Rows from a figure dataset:
+ + +
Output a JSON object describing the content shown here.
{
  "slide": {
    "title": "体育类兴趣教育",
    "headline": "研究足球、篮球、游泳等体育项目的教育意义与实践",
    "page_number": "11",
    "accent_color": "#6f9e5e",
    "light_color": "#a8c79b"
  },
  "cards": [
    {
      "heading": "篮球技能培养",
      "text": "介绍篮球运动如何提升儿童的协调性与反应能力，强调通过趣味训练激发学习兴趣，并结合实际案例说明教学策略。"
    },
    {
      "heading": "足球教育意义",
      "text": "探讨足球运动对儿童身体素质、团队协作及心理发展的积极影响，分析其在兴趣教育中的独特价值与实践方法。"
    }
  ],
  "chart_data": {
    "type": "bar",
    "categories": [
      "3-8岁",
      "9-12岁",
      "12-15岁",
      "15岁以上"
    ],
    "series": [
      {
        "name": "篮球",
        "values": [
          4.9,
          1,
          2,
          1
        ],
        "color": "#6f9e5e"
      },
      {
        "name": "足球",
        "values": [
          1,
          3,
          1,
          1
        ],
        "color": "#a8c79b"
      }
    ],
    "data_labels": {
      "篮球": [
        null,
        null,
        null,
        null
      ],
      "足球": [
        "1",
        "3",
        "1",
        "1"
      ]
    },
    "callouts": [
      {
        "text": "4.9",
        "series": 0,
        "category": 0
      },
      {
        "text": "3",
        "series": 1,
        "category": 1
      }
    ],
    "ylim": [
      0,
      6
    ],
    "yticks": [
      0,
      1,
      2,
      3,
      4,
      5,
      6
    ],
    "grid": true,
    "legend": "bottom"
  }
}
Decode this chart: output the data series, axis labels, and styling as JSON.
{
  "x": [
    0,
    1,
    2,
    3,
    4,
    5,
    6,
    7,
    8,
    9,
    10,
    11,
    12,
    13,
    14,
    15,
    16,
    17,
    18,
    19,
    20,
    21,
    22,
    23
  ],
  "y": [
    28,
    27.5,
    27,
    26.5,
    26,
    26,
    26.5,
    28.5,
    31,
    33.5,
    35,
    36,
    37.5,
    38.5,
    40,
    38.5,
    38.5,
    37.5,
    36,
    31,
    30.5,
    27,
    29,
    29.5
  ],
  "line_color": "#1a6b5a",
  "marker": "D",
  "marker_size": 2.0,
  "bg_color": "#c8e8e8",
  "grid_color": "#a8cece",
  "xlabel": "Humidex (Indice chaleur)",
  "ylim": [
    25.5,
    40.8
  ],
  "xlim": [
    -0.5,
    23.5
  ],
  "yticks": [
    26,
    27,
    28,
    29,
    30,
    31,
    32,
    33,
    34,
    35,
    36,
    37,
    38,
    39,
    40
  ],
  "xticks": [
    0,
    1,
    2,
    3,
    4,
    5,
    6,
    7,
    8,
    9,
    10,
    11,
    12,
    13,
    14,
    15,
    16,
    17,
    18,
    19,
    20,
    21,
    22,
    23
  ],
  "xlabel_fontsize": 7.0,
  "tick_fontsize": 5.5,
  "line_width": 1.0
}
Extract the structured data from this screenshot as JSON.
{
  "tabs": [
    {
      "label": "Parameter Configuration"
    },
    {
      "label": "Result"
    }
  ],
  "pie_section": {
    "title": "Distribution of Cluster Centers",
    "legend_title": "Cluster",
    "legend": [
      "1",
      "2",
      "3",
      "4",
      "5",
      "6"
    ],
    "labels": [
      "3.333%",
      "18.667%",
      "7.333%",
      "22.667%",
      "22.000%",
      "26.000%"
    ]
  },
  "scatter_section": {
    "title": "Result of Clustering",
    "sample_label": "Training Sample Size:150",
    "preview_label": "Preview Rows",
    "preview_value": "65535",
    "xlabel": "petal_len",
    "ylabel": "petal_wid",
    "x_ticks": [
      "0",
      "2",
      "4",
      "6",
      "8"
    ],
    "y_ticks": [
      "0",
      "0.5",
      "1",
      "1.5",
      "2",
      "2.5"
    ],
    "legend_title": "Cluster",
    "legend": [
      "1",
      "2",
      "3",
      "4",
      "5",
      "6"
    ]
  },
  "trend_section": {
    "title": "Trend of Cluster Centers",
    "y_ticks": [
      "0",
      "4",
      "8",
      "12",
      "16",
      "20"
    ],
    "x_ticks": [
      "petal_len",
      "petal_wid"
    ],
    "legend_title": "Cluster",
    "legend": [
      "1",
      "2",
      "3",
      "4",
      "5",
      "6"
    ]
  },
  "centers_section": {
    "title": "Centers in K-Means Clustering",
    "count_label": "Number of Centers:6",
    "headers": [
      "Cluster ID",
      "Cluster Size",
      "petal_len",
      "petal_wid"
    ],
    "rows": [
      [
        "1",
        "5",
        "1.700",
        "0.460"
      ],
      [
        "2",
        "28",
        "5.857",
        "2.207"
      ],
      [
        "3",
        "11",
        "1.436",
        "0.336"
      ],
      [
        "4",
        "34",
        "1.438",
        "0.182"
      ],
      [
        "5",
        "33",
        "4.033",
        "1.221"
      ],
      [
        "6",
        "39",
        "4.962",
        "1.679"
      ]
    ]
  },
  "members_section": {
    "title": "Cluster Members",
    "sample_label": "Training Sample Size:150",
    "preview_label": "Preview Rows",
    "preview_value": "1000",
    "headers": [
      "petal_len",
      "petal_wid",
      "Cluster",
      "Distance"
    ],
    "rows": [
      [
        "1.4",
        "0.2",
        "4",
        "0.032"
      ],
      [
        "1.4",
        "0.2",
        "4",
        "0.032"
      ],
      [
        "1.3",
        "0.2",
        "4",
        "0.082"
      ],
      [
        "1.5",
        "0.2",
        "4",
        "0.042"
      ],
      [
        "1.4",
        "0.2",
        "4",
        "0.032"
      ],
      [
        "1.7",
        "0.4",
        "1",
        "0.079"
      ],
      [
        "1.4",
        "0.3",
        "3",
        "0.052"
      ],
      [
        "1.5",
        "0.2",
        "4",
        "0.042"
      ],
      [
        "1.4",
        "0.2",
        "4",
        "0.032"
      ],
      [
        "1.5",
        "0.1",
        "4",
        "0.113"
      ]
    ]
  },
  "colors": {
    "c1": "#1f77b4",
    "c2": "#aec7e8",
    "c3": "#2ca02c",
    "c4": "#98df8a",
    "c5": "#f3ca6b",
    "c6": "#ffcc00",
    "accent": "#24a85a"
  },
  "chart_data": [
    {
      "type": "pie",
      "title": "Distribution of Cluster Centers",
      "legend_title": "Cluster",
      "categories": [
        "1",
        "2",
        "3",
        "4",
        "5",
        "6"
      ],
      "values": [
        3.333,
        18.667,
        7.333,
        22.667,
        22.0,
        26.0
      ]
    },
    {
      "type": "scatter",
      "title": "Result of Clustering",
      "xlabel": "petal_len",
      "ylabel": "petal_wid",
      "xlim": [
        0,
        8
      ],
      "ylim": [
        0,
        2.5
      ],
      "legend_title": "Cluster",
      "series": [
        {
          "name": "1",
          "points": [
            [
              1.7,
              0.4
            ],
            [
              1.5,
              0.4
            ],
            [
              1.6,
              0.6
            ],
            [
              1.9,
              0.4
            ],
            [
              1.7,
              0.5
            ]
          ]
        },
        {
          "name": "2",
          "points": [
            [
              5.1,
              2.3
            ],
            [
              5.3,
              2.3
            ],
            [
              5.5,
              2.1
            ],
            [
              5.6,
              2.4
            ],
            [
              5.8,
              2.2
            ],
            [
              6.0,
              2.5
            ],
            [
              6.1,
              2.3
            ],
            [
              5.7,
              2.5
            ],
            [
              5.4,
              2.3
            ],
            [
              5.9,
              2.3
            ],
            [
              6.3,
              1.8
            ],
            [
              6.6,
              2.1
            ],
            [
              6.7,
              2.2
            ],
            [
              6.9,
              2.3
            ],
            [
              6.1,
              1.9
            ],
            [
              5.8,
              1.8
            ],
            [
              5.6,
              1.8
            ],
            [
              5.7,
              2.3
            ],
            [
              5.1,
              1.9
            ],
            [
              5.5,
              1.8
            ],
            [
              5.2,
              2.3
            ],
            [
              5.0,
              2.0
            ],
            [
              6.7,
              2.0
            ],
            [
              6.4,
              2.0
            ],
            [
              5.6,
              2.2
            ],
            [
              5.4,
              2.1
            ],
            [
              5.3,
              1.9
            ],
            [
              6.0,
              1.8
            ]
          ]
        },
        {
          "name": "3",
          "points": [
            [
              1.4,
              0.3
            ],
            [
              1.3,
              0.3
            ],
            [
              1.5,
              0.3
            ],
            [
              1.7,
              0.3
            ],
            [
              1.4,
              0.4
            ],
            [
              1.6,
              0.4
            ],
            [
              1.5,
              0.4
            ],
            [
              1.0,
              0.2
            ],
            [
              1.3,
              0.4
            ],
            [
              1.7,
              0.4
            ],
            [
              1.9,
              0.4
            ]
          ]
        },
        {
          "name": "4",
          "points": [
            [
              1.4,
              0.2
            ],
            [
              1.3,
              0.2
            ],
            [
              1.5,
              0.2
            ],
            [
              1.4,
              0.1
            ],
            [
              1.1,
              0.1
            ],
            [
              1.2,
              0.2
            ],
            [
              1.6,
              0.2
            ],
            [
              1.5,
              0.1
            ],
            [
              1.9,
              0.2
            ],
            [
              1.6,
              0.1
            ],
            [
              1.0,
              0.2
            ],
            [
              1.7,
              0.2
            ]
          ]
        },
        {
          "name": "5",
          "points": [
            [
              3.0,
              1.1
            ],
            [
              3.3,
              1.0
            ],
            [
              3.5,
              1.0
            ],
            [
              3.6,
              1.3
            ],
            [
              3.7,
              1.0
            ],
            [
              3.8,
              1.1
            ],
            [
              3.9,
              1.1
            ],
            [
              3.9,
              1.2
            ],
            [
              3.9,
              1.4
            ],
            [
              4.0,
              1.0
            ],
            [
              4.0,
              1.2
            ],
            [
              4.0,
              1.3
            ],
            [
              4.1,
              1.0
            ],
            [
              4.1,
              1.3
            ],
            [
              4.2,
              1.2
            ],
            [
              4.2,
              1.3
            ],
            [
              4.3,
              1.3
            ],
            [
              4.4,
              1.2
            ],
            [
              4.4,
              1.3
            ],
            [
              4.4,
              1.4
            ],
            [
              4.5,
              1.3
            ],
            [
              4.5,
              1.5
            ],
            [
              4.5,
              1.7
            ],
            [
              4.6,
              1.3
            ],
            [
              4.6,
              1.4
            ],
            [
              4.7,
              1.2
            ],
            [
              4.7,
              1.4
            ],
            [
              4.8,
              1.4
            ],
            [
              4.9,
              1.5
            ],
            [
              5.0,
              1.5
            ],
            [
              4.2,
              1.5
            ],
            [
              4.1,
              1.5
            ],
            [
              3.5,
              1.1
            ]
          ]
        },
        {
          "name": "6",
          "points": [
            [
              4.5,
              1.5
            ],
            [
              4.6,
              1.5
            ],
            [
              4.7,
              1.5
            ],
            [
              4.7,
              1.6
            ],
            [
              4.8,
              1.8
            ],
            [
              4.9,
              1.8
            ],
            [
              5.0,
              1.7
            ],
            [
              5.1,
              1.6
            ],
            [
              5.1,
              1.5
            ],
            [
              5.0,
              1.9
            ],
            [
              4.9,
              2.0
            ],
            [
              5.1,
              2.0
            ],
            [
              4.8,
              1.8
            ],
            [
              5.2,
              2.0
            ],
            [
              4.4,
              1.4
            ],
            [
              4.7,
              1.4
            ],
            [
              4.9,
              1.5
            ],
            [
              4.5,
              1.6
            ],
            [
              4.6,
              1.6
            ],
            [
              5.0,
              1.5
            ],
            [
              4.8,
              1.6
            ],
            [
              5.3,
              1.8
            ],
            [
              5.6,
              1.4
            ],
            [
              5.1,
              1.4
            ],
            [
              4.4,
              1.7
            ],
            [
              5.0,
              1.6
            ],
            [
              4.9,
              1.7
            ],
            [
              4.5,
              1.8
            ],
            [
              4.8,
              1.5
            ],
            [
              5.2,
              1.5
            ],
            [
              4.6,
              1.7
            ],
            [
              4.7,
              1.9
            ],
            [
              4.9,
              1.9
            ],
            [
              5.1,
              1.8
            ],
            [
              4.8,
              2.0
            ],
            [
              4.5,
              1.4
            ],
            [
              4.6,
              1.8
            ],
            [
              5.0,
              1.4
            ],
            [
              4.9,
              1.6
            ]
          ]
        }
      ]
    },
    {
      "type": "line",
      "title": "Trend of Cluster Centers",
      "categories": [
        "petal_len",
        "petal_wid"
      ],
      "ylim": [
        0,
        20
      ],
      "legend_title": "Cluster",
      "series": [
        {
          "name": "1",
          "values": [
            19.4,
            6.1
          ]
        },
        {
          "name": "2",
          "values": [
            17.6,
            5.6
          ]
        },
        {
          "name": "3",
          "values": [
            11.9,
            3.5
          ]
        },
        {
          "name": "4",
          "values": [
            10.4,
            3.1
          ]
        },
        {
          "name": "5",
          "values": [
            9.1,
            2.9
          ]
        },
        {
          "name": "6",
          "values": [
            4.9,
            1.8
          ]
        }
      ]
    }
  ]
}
+ + +
● **Written instruction**:
Count the lines above in which the word "Distribution" appears, then state only that count.

● **Expected answer**:
2